→ **Goal of the exercise**
In the entries that follow, how many lines contain "Gilbertstr"? Answer with the number only.

→ **Data listing**
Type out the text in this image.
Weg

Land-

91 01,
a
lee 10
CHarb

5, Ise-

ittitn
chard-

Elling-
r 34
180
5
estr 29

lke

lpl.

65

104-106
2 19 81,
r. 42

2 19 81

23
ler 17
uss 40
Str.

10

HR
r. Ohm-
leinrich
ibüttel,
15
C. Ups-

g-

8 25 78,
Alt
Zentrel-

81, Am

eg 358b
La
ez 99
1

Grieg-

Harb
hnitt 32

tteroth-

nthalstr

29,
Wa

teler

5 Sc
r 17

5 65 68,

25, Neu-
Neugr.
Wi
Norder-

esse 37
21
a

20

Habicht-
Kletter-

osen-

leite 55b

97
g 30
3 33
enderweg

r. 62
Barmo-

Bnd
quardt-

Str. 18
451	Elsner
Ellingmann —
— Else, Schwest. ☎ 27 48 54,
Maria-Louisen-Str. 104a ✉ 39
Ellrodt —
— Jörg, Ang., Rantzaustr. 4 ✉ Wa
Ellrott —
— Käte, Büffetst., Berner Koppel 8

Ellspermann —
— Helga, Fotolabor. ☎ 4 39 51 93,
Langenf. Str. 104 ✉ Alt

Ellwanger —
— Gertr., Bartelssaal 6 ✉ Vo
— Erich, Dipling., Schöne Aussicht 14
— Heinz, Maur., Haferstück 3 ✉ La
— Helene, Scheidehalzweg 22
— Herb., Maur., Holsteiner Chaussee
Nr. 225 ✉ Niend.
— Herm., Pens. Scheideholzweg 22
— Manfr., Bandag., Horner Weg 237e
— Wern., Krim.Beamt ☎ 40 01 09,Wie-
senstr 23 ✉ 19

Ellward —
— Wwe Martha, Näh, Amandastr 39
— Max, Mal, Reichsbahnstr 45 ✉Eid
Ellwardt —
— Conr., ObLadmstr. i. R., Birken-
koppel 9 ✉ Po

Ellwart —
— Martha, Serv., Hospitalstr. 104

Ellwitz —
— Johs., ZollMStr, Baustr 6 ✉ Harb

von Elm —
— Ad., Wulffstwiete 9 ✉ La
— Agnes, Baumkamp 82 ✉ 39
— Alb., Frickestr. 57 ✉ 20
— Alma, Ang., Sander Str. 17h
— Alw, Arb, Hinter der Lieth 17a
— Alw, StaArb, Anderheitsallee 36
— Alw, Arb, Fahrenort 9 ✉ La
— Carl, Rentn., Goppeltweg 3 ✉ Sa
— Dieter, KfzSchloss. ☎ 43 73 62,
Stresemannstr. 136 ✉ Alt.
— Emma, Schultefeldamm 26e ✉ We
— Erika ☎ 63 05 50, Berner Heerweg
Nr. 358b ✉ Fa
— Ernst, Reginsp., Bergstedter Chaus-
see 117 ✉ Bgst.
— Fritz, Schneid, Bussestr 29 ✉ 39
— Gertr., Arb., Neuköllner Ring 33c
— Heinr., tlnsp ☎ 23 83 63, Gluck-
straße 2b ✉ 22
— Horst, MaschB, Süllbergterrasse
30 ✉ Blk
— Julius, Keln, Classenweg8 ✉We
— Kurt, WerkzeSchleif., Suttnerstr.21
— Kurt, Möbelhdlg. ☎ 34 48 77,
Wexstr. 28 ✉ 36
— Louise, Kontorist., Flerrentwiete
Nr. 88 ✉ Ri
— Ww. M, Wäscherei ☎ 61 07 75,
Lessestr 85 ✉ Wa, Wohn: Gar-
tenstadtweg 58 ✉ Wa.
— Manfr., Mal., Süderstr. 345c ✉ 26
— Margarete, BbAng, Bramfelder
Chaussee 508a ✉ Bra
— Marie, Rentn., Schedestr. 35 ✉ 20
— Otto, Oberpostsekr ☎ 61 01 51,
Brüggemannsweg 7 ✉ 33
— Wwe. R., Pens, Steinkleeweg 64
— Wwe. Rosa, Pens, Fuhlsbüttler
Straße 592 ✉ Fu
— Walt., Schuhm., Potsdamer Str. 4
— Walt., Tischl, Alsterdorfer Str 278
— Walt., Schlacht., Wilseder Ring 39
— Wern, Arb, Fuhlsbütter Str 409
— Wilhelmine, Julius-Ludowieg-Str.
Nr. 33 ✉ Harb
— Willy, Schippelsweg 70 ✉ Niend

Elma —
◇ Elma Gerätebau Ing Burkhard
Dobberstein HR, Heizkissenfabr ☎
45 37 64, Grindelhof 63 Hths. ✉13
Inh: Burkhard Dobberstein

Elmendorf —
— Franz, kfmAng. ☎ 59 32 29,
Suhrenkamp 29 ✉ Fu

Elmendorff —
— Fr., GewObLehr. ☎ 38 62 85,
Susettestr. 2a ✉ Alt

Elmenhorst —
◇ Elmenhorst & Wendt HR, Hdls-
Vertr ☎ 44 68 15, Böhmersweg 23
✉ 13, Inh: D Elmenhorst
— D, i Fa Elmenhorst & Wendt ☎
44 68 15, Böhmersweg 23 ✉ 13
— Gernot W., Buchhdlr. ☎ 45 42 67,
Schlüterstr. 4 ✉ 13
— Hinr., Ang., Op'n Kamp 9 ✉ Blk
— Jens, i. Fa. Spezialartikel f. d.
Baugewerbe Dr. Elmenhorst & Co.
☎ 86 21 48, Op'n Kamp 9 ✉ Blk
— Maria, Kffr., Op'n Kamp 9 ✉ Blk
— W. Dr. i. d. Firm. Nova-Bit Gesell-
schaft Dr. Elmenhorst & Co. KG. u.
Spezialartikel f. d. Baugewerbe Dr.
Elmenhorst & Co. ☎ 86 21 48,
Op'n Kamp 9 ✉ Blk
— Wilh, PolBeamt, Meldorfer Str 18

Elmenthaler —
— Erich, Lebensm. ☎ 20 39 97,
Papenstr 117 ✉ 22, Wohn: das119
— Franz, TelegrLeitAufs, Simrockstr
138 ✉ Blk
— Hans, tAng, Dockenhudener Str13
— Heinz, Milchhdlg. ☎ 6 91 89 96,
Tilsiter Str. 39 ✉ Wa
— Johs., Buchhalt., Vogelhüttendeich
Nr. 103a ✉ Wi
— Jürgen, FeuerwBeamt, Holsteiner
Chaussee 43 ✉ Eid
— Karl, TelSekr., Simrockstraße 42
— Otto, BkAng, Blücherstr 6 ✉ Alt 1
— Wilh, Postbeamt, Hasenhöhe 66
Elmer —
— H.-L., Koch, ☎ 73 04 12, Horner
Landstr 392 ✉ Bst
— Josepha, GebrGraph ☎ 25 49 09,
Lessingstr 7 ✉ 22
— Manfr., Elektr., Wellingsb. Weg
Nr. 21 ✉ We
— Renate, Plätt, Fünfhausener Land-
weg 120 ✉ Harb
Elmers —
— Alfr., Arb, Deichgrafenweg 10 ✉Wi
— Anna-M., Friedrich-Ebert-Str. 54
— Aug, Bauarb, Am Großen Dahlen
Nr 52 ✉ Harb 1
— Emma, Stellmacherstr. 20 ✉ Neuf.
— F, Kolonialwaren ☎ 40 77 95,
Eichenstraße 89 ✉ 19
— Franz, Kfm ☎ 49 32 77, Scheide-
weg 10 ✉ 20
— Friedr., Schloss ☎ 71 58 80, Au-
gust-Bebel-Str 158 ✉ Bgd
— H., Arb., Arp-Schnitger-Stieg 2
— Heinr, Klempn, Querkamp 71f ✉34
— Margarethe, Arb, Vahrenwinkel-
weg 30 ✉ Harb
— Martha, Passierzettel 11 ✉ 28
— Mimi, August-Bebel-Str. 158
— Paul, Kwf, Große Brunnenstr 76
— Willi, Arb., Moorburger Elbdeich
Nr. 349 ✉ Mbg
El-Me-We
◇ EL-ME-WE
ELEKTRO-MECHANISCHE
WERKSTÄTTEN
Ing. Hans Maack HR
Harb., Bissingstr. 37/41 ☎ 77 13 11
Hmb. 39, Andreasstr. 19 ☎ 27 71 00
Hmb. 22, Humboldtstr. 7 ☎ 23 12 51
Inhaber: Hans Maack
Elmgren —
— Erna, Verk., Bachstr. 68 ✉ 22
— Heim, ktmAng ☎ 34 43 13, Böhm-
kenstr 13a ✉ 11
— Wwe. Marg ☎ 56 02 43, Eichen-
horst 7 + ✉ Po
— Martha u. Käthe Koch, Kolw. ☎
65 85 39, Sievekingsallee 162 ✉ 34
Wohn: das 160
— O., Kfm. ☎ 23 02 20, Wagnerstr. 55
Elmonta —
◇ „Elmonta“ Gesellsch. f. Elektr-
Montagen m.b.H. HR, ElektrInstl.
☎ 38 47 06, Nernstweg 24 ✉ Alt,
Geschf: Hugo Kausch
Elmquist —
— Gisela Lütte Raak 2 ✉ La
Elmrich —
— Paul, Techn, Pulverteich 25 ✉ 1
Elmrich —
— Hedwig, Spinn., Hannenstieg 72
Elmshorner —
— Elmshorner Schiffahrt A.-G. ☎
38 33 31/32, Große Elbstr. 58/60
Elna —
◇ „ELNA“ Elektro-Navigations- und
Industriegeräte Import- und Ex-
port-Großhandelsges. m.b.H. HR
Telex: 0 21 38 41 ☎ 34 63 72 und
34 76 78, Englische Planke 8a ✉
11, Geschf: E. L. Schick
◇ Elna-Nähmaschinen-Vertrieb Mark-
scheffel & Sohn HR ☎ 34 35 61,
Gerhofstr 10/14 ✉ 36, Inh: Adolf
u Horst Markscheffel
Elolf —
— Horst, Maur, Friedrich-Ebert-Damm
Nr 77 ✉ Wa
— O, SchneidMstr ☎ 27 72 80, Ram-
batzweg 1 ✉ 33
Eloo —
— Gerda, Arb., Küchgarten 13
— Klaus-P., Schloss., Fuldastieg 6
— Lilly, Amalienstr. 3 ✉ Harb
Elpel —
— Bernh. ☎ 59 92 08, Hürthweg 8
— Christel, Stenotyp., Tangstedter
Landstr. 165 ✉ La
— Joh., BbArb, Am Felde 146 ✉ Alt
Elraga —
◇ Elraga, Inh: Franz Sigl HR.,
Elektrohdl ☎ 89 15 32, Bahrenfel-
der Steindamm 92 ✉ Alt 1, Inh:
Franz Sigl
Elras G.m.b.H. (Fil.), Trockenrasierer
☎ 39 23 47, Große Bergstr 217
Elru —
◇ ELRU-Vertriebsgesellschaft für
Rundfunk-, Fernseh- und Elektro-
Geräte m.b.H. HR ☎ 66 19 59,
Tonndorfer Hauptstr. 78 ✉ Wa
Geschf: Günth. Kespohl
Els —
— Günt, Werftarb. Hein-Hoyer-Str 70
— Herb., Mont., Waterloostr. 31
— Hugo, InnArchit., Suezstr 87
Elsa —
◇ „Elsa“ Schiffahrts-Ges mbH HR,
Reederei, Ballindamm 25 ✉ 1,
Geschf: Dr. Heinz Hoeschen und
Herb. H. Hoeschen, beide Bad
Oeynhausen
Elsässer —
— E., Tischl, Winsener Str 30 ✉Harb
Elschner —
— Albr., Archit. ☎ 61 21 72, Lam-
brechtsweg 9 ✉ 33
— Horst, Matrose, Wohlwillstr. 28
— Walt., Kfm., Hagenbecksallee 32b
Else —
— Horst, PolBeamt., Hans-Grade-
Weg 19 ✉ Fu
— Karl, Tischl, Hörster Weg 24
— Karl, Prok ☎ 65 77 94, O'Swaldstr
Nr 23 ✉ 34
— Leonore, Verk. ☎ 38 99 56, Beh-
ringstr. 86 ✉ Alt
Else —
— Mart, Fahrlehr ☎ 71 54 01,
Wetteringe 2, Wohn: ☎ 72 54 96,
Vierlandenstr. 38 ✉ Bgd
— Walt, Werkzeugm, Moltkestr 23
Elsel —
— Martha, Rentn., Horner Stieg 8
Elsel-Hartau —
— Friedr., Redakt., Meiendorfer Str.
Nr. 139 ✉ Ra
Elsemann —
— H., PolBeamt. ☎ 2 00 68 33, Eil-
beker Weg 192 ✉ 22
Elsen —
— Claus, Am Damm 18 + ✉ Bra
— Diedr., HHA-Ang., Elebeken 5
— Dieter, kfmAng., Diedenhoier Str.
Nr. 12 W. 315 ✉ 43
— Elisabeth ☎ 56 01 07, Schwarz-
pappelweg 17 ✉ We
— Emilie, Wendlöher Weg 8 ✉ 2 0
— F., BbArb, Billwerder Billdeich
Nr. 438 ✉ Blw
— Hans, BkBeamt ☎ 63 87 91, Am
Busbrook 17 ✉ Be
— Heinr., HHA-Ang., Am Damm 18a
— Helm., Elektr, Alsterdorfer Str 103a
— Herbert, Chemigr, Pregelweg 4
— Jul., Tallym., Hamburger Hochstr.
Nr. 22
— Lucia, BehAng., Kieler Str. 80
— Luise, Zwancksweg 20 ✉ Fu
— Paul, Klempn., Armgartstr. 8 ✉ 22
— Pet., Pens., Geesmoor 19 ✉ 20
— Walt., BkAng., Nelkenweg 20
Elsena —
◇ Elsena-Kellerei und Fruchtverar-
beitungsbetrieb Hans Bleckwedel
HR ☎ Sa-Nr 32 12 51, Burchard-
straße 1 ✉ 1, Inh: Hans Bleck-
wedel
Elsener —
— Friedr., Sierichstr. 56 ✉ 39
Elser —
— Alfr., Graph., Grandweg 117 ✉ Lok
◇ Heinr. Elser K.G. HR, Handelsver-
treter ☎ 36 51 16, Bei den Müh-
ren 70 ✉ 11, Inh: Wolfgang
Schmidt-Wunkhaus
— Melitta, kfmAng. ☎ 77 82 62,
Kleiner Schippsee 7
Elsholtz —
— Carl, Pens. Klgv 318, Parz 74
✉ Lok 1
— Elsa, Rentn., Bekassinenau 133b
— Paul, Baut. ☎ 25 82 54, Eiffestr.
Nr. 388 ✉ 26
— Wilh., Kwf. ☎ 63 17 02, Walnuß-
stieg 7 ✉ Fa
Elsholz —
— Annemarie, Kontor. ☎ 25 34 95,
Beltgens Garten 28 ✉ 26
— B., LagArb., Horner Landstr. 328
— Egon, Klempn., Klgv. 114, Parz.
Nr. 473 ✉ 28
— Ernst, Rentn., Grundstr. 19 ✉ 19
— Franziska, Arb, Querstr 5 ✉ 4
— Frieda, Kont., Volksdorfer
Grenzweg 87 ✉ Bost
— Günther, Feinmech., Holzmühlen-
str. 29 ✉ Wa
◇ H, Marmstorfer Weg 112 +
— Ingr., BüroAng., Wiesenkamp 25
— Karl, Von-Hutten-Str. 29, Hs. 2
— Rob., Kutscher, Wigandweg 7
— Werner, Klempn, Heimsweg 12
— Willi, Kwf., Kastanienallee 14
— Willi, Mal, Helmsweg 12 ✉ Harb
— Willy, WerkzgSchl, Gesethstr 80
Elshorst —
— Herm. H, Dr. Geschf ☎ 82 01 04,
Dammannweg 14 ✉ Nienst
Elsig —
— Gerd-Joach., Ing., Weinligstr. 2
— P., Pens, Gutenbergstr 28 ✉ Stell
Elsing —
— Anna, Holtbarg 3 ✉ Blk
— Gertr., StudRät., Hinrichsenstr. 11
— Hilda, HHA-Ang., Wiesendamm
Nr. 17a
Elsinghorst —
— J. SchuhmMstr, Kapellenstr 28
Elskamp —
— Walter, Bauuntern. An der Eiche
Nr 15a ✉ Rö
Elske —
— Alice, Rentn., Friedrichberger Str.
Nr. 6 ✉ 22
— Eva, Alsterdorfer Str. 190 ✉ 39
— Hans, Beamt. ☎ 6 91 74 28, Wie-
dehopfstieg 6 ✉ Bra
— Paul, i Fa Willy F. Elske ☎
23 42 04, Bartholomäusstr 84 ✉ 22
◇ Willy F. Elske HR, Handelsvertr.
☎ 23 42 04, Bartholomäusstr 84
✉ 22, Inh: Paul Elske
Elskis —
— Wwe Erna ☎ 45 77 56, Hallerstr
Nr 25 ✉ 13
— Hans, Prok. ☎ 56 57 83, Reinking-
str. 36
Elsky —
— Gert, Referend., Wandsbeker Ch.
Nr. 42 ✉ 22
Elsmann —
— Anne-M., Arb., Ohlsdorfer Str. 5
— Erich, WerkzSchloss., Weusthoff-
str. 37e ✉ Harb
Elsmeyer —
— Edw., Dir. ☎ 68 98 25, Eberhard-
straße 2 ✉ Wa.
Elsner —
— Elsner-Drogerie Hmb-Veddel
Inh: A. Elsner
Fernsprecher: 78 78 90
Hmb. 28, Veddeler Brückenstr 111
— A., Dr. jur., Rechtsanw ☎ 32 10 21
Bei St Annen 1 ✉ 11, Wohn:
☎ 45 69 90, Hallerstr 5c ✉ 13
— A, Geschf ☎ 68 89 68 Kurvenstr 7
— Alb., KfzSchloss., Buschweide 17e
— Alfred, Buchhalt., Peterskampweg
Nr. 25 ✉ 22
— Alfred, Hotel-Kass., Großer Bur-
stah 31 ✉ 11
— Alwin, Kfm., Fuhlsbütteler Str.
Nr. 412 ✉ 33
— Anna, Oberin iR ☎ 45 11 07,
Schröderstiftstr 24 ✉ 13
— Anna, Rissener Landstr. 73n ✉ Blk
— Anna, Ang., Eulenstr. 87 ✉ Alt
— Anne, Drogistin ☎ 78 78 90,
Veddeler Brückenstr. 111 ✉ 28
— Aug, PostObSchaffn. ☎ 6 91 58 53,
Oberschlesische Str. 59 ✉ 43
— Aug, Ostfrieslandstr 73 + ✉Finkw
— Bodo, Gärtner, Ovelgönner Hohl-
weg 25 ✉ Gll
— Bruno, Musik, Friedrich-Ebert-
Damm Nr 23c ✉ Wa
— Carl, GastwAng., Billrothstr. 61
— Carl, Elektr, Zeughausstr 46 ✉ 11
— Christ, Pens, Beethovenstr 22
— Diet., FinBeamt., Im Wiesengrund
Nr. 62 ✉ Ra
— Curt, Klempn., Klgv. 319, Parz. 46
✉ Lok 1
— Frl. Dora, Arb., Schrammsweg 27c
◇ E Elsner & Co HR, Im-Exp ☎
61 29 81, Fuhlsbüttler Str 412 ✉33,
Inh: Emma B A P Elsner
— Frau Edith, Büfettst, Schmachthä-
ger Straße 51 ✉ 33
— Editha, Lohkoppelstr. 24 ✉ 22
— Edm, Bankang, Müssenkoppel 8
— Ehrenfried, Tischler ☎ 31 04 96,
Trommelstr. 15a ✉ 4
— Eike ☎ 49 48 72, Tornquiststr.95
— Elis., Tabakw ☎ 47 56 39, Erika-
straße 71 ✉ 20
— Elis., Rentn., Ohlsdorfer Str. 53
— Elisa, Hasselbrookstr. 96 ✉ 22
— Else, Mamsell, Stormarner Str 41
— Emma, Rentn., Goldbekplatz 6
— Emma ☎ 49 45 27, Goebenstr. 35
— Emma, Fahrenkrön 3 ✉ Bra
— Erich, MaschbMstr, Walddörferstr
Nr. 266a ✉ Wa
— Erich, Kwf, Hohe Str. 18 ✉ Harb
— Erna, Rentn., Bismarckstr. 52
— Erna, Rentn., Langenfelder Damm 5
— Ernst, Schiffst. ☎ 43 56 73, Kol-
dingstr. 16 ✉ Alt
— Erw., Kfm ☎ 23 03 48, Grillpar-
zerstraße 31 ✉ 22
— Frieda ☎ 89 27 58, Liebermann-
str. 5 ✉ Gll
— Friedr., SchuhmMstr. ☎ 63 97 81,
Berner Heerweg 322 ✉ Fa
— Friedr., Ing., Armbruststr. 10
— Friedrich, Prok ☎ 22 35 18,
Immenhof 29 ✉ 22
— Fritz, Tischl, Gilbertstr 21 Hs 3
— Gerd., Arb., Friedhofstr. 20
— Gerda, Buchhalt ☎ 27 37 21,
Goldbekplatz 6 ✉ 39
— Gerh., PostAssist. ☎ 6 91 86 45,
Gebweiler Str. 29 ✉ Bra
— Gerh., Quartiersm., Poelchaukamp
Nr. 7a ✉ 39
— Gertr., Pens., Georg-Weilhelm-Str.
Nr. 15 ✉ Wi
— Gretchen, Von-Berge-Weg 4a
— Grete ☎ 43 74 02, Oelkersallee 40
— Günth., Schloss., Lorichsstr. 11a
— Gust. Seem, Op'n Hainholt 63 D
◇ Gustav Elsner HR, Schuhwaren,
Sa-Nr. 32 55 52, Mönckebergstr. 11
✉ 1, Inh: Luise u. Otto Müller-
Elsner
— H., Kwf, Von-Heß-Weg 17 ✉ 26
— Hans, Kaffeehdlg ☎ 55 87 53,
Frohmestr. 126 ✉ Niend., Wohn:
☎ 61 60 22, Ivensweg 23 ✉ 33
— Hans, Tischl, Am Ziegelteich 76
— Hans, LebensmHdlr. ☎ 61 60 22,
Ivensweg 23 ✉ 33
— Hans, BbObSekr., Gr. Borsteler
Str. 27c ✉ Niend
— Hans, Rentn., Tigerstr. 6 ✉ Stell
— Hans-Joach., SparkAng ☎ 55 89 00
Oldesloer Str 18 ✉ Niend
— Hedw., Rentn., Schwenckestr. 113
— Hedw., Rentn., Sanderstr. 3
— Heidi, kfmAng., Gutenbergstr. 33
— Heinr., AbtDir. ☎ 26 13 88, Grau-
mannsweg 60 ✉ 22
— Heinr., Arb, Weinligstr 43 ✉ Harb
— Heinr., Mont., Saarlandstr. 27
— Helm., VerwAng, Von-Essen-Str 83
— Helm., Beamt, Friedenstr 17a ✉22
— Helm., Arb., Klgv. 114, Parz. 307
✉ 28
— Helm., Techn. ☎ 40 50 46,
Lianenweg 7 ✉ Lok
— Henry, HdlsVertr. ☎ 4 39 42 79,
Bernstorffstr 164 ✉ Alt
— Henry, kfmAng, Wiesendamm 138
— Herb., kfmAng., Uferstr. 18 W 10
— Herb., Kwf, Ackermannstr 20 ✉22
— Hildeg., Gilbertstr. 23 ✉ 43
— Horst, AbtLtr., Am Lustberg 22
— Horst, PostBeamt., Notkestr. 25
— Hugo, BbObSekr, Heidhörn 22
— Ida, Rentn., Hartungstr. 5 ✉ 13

→ **Exercise answer**
2